[start Dataset excerpts]
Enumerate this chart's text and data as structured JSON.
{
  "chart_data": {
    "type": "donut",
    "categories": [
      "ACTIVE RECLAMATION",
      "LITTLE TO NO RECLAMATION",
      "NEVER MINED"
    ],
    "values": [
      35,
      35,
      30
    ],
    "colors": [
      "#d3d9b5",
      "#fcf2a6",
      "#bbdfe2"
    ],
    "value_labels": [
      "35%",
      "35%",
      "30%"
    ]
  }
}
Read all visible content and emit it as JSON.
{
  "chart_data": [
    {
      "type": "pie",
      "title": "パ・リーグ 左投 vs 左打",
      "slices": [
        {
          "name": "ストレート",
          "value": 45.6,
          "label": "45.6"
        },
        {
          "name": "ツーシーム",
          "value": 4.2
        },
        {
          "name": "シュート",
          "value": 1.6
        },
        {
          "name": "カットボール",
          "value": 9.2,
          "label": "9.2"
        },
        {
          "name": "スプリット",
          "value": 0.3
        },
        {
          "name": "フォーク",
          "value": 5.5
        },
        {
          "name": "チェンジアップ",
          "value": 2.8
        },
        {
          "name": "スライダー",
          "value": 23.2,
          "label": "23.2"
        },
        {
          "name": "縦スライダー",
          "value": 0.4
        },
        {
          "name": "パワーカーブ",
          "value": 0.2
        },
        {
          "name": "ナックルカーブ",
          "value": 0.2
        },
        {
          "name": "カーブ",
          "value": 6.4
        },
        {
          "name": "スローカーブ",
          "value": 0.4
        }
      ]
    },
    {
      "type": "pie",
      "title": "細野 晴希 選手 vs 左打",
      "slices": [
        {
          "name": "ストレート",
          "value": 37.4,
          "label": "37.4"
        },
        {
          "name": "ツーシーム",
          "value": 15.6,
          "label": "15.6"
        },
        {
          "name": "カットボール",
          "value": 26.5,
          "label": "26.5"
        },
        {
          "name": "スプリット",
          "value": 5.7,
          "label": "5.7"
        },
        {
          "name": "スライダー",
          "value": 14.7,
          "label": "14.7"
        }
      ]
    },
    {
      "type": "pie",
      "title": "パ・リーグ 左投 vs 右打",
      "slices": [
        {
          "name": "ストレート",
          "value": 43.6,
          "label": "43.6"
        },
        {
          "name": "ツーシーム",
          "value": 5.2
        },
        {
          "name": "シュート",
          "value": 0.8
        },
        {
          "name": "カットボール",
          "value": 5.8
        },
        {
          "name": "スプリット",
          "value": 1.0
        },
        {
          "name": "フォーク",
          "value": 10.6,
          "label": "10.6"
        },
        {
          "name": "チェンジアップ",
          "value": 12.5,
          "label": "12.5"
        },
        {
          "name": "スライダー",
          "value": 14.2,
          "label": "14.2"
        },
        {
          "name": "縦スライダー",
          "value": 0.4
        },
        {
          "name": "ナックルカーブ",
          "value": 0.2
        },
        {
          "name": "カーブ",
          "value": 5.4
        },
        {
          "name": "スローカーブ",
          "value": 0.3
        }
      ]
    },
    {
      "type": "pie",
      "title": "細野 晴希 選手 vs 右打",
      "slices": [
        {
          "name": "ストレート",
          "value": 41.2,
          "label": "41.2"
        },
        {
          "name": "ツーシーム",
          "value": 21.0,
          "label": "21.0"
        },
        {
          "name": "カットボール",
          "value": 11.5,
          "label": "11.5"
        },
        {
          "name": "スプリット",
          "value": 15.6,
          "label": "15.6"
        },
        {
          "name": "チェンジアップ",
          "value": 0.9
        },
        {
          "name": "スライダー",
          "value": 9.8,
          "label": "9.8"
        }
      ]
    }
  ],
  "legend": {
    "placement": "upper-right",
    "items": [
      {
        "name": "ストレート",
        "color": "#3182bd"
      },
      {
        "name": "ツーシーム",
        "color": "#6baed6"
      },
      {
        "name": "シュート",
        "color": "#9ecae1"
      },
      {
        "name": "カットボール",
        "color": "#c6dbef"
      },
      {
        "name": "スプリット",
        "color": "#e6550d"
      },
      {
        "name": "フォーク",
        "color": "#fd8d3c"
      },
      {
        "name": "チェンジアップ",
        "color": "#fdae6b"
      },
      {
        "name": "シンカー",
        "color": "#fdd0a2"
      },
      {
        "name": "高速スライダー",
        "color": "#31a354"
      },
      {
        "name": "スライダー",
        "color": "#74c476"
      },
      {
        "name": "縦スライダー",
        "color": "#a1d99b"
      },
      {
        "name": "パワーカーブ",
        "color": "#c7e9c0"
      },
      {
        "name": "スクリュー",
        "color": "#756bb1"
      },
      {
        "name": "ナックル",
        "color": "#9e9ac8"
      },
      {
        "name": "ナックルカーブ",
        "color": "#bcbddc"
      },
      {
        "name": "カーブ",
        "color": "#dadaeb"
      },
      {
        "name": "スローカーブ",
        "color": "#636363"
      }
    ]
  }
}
[end Dataset excerpts]
Problem details:
Produce an exact copy of all the records.

Final result:
Enumerate this chart's text and data as structured JSON.
{
  "chart_data": {
    "type": "donut",
    "categories": [
      "ACTIVE RECLAMATION",
      "LITTLE TO NO RECLAMATION",
      "NEVER MINED"
    ],
    "values": [
      35,
      35,
      30
    ],
    "colors": [
      "#d3d9b5",
      "#fcf2a6",
      "#bbdfe2"
    ],
    "value_labels": [
      "35%",
      "35%",
      "30%"
    ]
  }
}
Read all visible content and emit it as JSON.
{
  "chart_data": [
    {
      "type": "pie",
      "title": "パ・リーグ 左投 vs 左打",
      "slices": [
        {
          "name": "ストレート",
          "value": 45.6,
          "label": "45.6"
        },
        {
          "name": "ツーシーム",
          "value": 4.2
        },
        {
          "name": "シュート",
          "value": 1.6
        },
        {
          "name": "カットボール",
          "value": 9.2,
          "label": "9.2"
        },
        {
          "name": "スプリット",
          "value": 0.3
        },
        {
          "name": "フォーク",
          "value": 5.5
        },
        {
          "name": "チェンジアップ",
          "value": 2.8
        },
        {
          "name": "スライダー",
          "value": 23.2,
          "label": "23.2"
        },
        {
          "name": "縦スライダー",
          "value": 0.4
        },
        {
          "name": "パワーカーブ",
          "value": 0.2
        },
        {
          "name": "ナックルカーブ",
          "value": 0.2
        },
        {
          "name": "カーブ",
          "value": 6.4
        },
        {
          "name": "スローカーブ",
          "value": 0.4
        }
      ]
    },
    {
      "type": "pie",
      "title": "細野 晴希 選手 vs 左打",
      "slices": [
        {
          "name": "ストレート",
          "value": 37.4,
          "label": "37.4"
        },
        {
          "name": "ツーシーム",
          "value": 15.6,
          "label": "15.6"
        },
        {
          "name": "カットボール",
          "value": 26.5,
          "label": "26.5"
        },
        {
          "name": "スプリット",
          "value": 5.7,
          "label": "5.7"
        },
        {
          "name": "スライダー",
          "value": 14.7,
          "label": "14.7"
        }
      ]
    },
    {
      "type": "pie",
      "title": "パ・リーグ 左投 vs 右打",
      "slices": [
        {
          "name": "ストレート",
          "value": 43.6,
          "label": "43.6"
        },
        {
          "name": "ツーシーム",
          "value": 5.2
        },
        {
          "name": "シュート",
          "value": 0.8
        },
        {
          "name": "カットボール",
          "value": 5.8
        },
        {
          "name": "スプリット",
          "value": 1.0
        },
        {
          "name": "フォーク",
          "value": 10.6,
          "label": "10.6"
        },
        {
          "name": "チェンジアップ",
          "value": 12.5,
          "label": "12.5"
        },
        {
          "name": "スライダー",
          "value": 14.2,
          "label": "14.2"
        },
        {
          "name": "縦スライダー",
          "value": 0.4
        },
        {
          "name": "ナックルカーブ",
          "value": 0.2
        },
        {
          "name": "カーブ",
          "value": 5.4
        },
        {
          "name": "スローカーブ",
          "value": 0.3
        }
      ]
    },
    {
      "type": "pie",
      "title": "細野 晴希 選手 vs 右打",
      "slices": [
        {
          "name": "ストレート",
          "value": 41.2,
          "label": "41.2"
        },
        {
          "name": "ツーシーム",
          "value": 21.0,
          "label": "21.0"
        },
        {
          "name": "カットボール",
          "value": 11.5,
          "label": "11.5"
        },
        {
          "name": "スプリット",
          "value": 15.6,
          "label": "15.6"
        },
        {
          "name": "チェンジアップ",
          "value": 0.9
        },
        {
          "name": "スライダー",
          "value": 9.8,
          "label": "9.8"
        }
      ]
    }
  ],
  "legend": {
    "placement": "upper-right",
    "items": [
      {
        "name": "ストレート",
        "color": "#3182bd"
      },
      {
        "name": "ツーシーム",
        "color": "#6baed6"
      },
      {
        "name": "シュート",
        "color": "#9ecae1"
      },
      {
        "name": "カットボール",
        "color": "#c6dbef"
      },
      {
        "name": "スプリット",
        "color": "#e6550d"
      },
      {
        "name": "フォーク",
        "color": "#fd8d3c"
      },
      {
        "name": "チェンジアップ",
        "color": "#fdae6b"
      },
      {
        "name": "シンカー",
        "color": "#fdd0a2"
      },
      {
        "name": "高速スライダー",
        "color": "#31a354"
      },
      {
        "name": "スライダー",
        "color": "#74c476"
      },
      {
        "name": "縦スライダー",
        "color": "#a1d99b"
      },
      {
        "name": "パワーカーブ",
        "color": "#c7e9c0"
      },
      {
        "name": "スクリュー",
        "color": "#756bb1"
      },
      {
        "name": "ナックル",
        "color": "#9e9ac8"
      },
      {
        "name": "ナックルカーブ",
        "color": "#bcbddc"
      },
      {
        "name": "カーブ",
        "color": "#dadaeb"
      },
      {
        "name": "スローカーブ",
        "color": "#636363"
      }
    ]
  }
}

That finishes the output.